Dataset excerpts:
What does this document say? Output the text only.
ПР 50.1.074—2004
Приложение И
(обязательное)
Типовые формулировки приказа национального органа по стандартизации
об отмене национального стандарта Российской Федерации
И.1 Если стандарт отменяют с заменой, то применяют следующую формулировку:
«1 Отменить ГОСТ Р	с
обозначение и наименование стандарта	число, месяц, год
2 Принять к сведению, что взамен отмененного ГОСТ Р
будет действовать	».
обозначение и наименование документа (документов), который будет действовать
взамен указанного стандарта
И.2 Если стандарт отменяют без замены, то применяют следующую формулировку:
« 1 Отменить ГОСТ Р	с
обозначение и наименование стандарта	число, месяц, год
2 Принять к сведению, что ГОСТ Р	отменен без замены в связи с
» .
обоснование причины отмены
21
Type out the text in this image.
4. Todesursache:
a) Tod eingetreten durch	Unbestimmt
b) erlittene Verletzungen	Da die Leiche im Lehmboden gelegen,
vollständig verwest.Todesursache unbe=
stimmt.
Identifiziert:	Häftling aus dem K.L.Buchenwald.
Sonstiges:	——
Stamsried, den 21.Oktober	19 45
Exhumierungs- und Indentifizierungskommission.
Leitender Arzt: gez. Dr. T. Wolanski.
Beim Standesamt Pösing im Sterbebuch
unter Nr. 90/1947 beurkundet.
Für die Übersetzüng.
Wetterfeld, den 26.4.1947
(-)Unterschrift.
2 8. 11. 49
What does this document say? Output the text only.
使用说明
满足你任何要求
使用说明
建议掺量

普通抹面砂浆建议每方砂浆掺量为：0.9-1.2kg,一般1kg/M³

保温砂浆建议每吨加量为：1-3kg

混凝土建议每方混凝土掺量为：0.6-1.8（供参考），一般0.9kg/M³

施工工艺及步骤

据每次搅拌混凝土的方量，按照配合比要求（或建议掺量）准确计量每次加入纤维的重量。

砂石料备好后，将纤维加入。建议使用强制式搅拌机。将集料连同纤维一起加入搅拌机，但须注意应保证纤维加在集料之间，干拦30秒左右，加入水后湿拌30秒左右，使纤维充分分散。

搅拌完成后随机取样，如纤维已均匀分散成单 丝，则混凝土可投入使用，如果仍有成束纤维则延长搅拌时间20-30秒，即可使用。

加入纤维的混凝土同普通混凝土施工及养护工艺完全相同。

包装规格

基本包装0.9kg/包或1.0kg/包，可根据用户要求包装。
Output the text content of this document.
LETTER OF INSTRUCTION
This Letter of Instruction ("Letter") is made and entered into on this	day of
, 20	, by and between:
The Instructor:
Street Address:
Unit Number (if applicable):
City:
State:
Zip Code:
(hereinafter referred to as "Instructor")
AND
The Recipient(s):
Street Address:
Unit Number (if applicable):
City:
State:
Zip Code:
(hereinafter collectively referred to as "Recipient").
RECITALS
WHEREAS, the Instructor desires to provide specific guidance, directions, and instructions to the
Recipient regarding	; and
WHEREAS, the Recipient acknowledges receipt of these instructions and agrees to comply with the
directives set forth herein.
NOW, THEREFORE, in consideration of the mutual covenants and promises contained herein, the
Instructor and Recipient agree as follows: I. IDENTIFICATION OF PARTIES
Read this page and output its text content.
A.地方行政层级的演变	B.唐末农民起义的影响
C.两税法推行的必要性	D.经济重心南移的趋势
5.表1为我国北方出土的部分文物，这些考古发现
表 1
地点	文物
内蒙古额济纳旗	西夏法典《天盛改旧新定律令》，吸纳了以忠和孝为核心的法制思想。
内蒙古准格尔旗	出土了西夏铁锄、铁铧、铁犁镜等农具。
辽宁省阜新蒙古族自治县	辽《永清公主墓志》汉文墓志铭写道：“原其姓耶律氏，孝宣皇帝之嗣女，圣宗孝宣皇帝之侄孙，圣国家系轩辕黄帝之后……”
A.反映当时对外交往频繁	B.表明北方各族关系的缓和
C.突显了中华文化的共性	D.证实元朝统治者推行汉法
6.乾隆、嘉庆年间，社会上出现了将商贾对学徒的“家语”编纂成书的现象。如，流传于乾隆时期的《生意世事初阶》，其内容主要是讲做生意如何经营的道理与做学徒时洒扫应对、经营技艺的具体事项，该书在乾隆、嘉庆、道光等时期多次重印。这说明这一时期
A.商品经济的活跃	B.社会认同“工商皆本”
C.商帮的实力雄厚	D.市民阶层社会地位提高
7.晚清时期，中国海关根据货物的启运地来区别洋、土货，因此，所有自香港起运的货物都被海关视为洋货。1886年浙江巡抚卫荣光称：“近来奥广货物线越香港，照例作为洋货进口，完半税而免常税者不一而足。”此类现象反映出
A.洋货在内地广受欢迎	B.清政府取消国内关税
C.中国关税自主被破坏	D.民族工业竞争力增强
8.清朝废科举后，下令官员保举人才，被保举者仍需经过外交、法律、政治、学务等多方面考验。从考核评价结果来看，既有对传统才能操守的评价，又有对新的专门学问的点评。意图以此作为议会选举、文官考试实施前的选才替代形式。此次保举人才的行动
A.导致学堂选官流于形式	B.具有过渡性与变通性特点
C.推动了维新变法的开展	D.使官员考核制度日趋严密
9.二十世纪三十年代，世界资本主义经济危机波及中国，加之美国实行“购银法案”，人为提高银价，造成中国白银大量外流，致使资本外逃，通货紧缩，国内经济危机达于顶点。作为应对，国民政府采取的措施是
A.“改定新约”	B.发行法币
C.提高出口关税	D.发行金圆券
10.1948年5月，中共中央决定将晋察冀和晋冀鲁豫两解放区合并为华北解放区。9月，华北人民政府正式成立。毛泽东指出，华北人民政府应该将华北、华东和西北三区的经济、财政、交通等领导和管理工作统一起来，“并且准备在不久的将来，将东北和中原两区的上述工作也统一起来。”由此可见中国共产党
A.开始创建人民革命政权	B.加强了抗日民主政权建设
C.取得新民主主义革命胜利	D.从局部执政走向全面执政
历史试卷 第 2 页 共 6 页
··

Description of the task: Quote every line of the data, word for word.

Solution to this exercise:
What does this document say? Output the text only.
ПР 50.1.074—2004
Приложение И
(обязательное)
Типовые формулировки приказа национального органа по стандартизации
об отмене национального стандарта Российской Федерации
И.1 Если стандарт отменяют с заменой, то применяют следующую формулировку:
«1 Отменить ГОСТ Р	с
обозначение и наименование стандарта	число, месяц, год
2 Принять к сведению, что взамен отмененного ГОСТ Р
будет действовать	».
обозначение и наименование документа (документов), который будет действовать
взамен указанного стандарта
И.2 Если стандарт отменяют без замены, то применяют следующую формулировку:
« 1 Отменить ГОСТ Р	с
обозначение и наименование стандарта	число, месяц, год
2 Принять к сведению, что ГОСТ Р	отменен без замены в связи с
» .
обоснование причины отмены
21
Type out the text in this image.
4. Todesursache:
a) Tod eingetreten durch	Unbestimmt
b) erlittene Verletzungen	Da die Leiche im Lehmboden gelegen,
vollständig verwest.Todesursache unbe=
stimmt.
Identifiziert:	Häftling aus dem K.L.Buchenwald.
Sonstiges:	——
Stamsried, den 21.Oktober	19 45
Exhumierungs- und Indentifizierungskommission.
Leitender Arzt: gez. Dr. T. Wolanski.
Beim Standesamt Pösing im Sterbebuch
unter Nr. 90/1947 beurkundet.
Für die Übersetzüng.
Wetterfeld, den 26.4.1947
(-)Unterschrift.
2 8. 11. 49
What does this document say? Output the text only.
使用说明
满足你任何要求
使用说明
建议掺量

普通抹面砂浆建议每方砂浆掺量为：0.9-1.2kg,一般1kg/M³

保温砂浆建议每吨加量为：1-3kg

混凝土建议每方混凝土掺量为：0.6-1.8（供参考），一般0.9kg/M³

施工工艺及步骤

据每次搅拌混凝土的方量，按照配合比要求（或建议掺量）准确计量每次加入纤维的重量。

砂石料备好后，将纤维加入。建议使用强制式搅拌机。将集料连同纤维一起加入搅拌机，但须注意应保证纤维加在集料之间，干拦30秒左右，加入水后湿拌30秒左右，使纤维充分分散。

搅拌完成后随机取样，如纤维已均匀分散成单 丝，则混凝土可投入使用，如果仍有成束纤维则延长搅拌时间20-30秒，即可使用。

加入纤维的混凝土同普通混凝土施工及养护工艺完全相同。

包装规格

基本包装0.9kg/包或1.0kg/包，可根据用户要求包装。
Output the text content of this document.
LETTER OF INSTRUCTION
This Letter of Instruction ("Letter") is made and entered into on this	day of
, 20	, by and between:
The Instructor:
Street Address:
Unit Number (if applicable):
City:
State:
Zip Code:
(hereinafter referred to as "Instructor")
AND
The Recipient(s):
Street Address:
Unit Number (if applicable):
City:
State:
Zip Code:
(hereinafter collectively referred to as "Recipient").
RECITALS
WHEREAS, the Instructor desires to provide specific guidance, directions, and instructions to the
Recipient regarding	; and
WHEREAS, the Recipient acknowledges receipt of these instructions and agrees to comply with the
directives set forth herein.
NOW, THEREFORE, in consideration of the mutual covenants and promises contained herein, the
Instructor and Recipient agree as follows: I. IDENTIFICATION OF PARTIES
Read this page and output its text content.
A.地方行政层级的演变	B.唐末农民起义的影响
C.两税法推行的必要性	D.经济重心南移的趋势
5.表1为我国北方出土的部分文物，这些考古发现
表 1
地点	文物
内蒙古额济纳旗	西夏法典《天盛改旧新定律令》，吸纳了以忠和孝为核心的法制思想。
内蒙古准格尔旗	出土了西夏铁锄、铁铧、铁犁镜等农具。
辽宁省阜新蒙古族自治县	辽《永清公主墓志》汉文墓志铭写道：“原其姓耶律氏，孝宣皇帝之嗣女，圣宗孝宣皇帝之侄孙，圣国家系轩辕黄帝之后……”
A.反映当时对外交往频繁	B.表明北方各族关系的缓和
C.突显了中华文化的共性	D.证实元朝统治者推行汉法
6.乾隆、嘉庆年间，社会上出现了将商贾对学徒的“家语”编纂成书的现象。如，流传于乾隆时期的《生意世事初阶》，其内容主要是讲做生意如何经营的道理与做学徒时洒扫应对、经营技艺的具体事项，该书在乾隆、嘉庆、道光等时期多次重印。这说明这一时期
A.商品经济的活跃	B.社会认同“工商皆本”
C.商帮的实力雄厚	D.市民阶层社会地位提高
7.晚清时期，中国海关根据货物的启运地来区别洋、土货，因此，所有自香港起运的货物都被海关视为洋货。1886年浙江巡抚卫荣光称：“近来奥广货物线越香港，照例作为洋货进口，完半税而免常税者不一而足。”此类现象反映出
A.洋货在内地广受欢迎	B.清政府取消国内关税
C.中国关税自主被破坏	D.民族工业竞争力增强
8.清朝废科举后，下令官员保举人才，被保举者仍需经过外交、法律、政治、学务等多方面考验。从考核评价结果来看，既有对传统才能操守的评价，又有对新的专门学问的点评。意图以此作为议会选举、文官考试实施前的选才替代形式。此次保举人才的行动
A.导致学堂选官流于形式	B.具有过渡性与变通性特点
C.推动了维新变法的开展	D.使官员考核制度日趋严密
9.二十世纪三十年代，世界资本主义经济危机波及中国，加之美国实行“购银法案”，人为提高银价，造成中国白银大量外流，致使资本外逃，通货紧缩，国内经济危机达于顶点。作为应对，国民政府采取的措施是
A.“改定新约”	B.发行法币
C.提高出口关税	D.发行金圆券
10.1948年5月，中共中央决定将晋察冀和晋冀鲁豫两解放区合并为华北解放区。9月，华北人民政府正式成立。毛泽东指出，华北人民政府应该将华北、华东和西北三区的经济、财政、交通等领导和管理工作统一起来，“并且准备在不久的将来，将东北和中原两区的上述工作也统一起来。”由此可见中国共产党
A.开始创建人民革命政权	B.加强了抗日民主政权建设
C.取得新民主主义革命胜利	D.从局部执政走向全面执政
历史试卷 第 2 页 共 6 页
··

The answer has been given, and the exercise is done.